** BEGIN TASK INPUTS **

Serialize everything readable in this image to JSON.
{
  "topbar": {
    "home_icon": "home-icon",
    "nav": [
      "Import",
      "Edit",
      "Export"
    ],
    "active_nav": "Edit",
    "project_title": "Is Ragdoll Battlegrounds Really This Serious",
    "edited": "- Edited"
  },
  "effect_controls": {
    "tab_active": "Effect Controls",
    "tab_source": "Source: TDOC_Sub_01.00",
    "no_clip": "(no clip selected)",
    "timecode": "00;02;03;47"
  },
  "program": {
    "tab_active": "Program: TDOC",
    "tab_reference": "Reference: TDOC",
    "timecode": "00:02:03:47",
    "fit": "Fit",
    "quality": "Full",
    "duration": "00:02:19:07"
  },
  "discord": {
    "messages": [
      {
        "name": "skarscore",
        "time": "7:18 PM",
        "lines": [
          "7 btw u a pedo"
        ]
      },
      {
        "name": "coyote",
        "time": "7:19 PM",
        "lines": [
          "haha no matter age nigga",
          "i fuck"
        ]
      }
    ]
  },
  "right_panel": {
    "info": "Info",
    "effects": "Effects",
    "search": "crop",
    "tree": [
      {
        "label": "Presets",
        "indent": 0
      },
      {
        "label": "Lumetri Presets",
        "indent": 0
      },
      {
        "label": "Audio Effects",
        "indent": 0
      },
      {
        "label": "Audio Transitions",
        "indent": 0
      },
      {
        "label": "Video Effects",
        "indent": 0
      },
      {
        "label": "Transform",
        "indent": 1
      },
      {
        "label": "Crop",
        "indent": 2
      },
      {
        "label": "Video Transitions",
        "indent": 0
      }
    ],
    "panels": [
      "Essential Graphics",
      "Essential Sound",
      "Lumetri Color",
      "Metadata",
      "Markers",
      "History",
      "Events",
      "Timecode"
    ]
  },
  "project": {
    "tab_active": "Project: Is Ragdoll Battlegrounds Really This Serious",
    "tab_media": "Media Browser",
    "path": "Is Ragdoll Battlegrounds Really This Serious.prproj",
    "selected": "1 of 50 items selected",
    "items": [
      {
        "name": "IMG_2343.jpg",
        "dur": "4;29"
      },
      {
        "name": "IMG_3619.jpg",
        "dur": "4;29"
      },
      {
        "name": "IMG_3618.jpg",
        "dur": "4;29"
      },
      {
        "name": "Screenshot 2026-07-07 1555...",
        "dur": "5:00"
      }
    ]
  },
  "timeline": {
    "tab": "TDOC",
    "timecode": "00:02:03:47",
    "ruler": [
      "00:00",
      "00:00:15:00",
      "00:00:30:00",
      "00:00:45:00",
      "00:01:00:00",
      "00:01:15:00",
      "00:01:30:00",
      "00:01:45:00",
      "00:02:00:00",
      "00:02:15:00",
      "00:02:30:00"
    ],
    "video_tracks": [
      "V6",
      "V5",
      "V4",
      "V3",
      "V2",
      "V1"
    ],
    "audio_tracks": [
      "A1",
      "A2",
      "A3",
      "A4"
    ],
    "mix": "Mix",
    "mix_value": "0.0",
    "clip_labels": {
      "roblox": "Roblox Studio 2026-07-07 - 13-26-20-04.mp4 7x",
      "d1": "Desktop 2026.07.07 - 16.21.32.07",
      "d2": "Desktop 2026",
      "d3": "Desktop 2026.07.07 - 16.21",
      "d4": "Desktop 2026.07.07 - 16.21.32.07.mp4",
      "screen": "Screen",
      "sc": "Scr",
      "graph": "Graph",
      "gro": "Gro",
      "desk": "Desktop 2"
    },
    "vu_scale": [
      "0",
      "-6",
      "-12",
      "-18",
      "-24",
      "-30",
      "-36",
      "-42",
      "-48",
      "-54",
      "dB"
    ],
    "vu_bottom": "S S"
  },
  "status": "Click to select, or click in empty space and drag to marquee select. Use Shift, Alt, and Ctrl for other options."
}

** END TASK INPUTS **

[EXERCISE AIM]: Look through the listing and extract every line with "Transitions" in it.

[FINAL RESULT]:
        "label": "Audio Transitions",
        "label": "Video Transitions",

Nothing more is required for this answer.